▶ [WHAT IS EXPECTED]:
Write out all the material exactly. Leave nothing out.

▶ [PROVIDED RECORDS]:
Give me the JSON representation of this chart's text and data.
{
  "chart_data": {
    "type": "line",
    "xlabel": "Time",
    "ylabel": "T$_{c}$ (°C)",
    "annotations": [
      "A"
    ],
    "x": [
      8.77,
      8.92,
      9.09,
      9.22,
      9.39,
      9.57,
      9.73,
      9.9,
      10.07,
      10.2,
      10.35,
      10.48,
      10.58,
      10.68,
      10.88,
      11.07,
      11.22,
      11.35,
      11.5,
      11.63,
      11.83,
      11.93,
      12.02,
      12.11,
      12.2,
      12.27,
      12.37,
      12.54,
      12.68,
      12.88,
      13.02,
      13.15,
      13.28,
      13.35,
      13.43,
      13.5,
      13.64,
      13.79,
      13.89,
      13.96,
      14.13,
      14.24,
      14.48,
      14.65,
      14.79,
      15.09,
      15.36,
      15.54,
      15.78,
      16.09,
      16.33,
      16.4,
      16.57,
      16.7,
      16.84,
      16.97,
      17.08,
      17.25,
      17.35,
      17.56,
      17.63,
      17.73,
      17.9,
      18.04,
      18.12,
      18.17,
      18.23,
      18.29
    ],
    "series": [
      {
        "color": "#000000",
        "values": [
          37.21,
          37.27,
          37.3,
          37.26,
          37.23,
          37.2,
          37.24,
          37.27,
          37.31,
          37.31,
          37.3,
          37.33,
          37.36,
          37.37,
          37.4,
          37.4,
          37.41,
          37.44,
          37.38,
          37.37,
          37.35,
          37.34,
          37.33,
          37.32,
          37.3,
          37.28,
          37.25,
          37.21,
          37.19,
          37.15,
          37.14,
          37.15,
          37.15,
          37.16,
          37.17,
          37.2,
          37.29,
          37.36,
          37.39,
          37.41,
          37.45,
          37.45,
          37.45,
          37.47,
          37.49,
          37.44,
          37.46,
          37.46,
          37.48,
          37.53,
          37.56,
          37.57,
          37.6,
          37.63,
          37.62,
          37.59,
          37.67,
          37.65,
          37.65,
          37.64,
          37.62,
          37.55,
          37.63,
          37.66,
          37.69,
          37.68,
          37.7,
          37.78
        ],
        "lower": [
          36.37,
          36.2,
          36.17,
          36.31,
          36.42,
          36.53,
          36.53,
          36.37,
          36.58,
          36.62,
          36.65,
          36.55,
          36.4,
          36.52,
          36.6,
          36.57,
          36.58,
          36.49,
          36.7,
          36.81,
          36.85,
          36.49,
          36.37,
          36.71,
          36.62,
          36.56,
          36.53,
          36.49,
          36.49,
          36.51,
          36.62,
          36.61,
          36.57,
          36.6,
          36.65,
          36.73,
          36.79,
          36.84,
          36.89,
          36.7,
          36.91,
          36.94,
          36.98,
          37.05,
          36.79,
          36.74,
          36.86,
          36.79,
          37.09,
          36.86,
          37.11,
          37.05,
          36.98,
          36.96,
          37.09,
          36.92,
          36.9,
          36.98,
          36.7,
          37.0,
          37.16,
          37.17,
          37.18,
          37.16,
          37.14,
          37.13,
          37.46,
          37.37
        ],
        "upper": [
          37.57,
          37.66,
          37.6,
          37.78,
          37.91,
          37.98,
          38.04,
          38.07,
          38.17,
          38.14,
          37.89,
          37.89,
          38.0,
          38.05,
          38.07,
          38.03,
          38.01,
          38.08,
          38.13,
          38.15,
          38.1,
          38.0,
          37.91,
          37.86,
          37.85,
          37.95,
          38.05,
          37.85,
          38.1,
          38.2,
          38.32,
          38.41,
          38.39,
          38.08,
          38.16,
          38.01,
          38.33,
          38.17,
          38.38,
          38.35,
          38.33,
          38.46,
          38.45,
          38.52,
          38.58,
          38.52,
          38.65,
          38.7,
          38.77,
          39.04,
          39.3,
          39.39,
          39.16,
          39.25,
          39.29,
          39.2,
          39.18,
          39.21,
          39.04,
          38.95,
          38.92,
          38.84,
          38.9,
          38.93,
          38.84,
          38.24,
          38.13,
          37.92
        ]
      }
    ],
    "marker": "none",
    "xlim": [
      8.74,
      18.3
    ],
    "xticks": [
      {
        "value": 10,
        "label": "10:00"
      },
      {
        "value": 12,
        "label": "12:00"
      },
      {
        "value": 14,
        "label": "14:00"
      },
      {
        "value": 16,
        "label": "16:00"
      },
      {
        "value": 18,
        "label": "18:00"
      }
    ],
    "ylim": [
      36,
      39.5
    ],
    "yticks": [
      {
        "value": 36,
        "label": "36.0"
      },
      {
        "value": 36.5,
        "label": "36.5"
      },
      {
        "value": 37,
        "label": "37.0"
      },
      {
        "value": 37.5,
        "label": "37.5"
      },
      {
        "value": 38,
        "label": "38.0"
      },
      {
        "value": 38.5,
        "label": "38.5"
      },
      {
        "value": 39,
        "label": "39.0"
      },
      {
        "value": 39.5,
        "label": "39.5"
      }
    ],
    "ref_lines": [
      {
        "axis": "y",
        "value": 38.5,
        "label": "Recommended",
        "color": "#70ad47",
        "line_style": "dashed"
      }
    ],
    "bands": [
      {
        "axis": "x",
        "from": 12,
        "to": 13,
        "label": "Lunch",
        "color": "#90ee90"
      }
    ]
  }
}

▶ [RIGHT ANSWER]:
Give me the JSON representation of this chart's text and data.
{
  "chart_data": {
    "type": "line",
    "xlabel": "Time",
    "ylabel": "T$_{c}$ (°C)",
    "annotations": [
      "A"
    ],
    "x": [
      8.77,
      8.92,
      9.09,
      9.22,
      9.39,
      9.57,
      9.73,
      9.9,
      10.07,
      10.2,
      10.35,
      10.48,
      10.58,
      10.68,
      10.88,
      11.07,
      11.22,
      11.35,
      11.5,
      11.63,
      11.83,
      11.93,
      12.02,
      12.11,
      12.2,
      12.27,
      12.37,
      12.54,
      12.68,
      12.88,
      13.02,
      13.15,
      13.28,
      13.35,
      13.43,
      13.5,
      13.64,
      13.79,
      13.89,
      13.96,
      14.13,
      14.24,
      14.48,
      14.65,
      14.79,
      15.09,
      15.36,
      15.54,
      15.78,
      16.09,
      16.33,
      16.4,
      16.57,
      16.7,
      16.84,
      16.97,
      17.08,
      17.25,
      17.35,
      17.56,
      17.63,
      17.73,
      17.9,
      18.04,
      18.12,
      18.17,
      18.23,
      18.29
    ],
    "series": [
      {
        "color": "#000000",
        "values": [
          37.21,
          37.27,
          37.3,
          37.26,
          37.23,
          37.2,
          37.24,
          37.27,
          37.31,
          37.31,
          37.3,
          37.33,
          37.36,
          37.37,
          37.4,
          37.4,
          37.41,
          37.44,
          37.38,
          37.37,
          37.35,
          37.34,
          37.33,
          37.32,
          37.3,
          37.28,
          37.25,
          37.21,
          37.19,
          37.15,
          37.14,
          37.15,
          37.15,
          37.16,
          37.17,
          37.2,
          37.29,
          37.36,
          37.39,
          37.41,
          37.45,
          37.45,
          37.45,
          37.47,
          37.49,
          37.44,
          37.46,
          37.46,
          37.48,
          37.53,
          37.56,
          37.57,
          37.6,
          37.63,
          37.62,
          37.59,
          37.67,
          37.65,
          37.65,
          37.64,
          37.62,
          37.55,
          37.63,
          37.66,
          37.69,
          37.68,
          37.7,
          37.78
        ],
        "lower": [
          36.37,
          36.2,
          36.17,
          36.31,
          36.42,
          36.53,
          36.53,
          36.37,
          36.58,
          36.62,
          36.65,
          36.55,
          36.4,
          36.52,
          36.6,
          36.57,
          36.58,
          36.49,
          36.7,
          36.81,
          36.85,
          36.49,
          36.37,
          36.71,
          36.62,
          36.56,
          36.53,
          36.49,
          36.49,
          36.51,
          36.62,
          36.61,
          36.57,
          36.6,
          36.65,
          36.73,
          36.79,
          36.84,
          36.89,
          36.7,
          36.91,
          36.94,
          36.98,
          37.05,
          36.79,
          36.74,
          36.86,
          36.79,
          37.09,
          36.86,
          37.11,
          37.05,
          36.98,
          36.96,
          37.09,
          36.92,
          36.9,
          36.98,
          36.7,
          37.0,
          37.16,
          37.17,
          37.18,
          37.16,
          37.14,
          37.13,
          37.46,
          37.37
        ],
        "upper": [
          37.57,
          37.66,
          37.6,
          37.78,
          37.91,
          37.98,
          38.04,
          38.07,
          38.17,
          38.14,
          37.89,
          37.89,
          38.0,
          38.05,
          38.07,
          38.03,
          38.01,
          38.08,
          38.13,
          38.15,
          38.1,
          38.0,
          37.91,
          37.86,
          37.85,
          37.95,
          38.05,
          37.85,
          38.1,
          38.2,
          38.32,
          38.41,
          38.39,
          38.08,
          38.16,
          38.01,
          38.33,
          38.17,
          38.38,
          38.35,
          38.33,
          38.46,
          38.45,
          38.52,
          38.58,
          38.52,
          38.65,
          38.7,
          38.77,
          39.04,
          39.3,
          39.39,
          39.16,
          39.25,
          39.29,
          39.2,
          39.18,
          39.21,
          39.04,
          38.95,
          38.92,
          38.84,
          38.9,
          38.93,
          38.84,
          38.24,
          38.13,
          37.92
        ]
      }
    ],
    "marker": "none",
    "xlim": [
      8.74,
      18.3
    ],
    "xticks": [
      {
        "value": 10,
        "label": "10:00"
      },
      {
        "value": 12,
        "label": "12:00"
      },
      {
        "value": 14,
        "label": "14:00"
      },
      {
        "value": 16,
        "label": "16:00"
      },
      {
        "value": 18,
        "label": "18:00"
      }
    ],
    "ylim": [
      36,
      39.5
    ],
    "yticks": [
      {
        "value": 36,
        "label": "36.0"
      },
      {
        "value": 36.5,
        "label": "36.5"
      },
      {
        "value": 37,
        "label": "37.0"
      },
      {
        "value": 37.5,
        "label": "37.5"
      },
      {
        "value": 38,
        "label": "38.0"
      },
      {
        "value": 38.5,
        "label": "38.5"
      },
      {
        "value": 39,
        "label": "39.0"
      },
      {
        "value": 39.5,
        "label": "39.5"
      }
    ],
    "ref_lines": [
      {
        "axis": "y",
        "value": 38.5,
        "label": "Recommended",
        "color": "#70ad47",
        "line_style": "dashed"
      }
    ],
    "bands": [
      {
        "axis": "x",
        "from": 12,
        "to": 13,
        "label": "Lunch",
        "color": "#90ee90"
      }
    ]
  }
}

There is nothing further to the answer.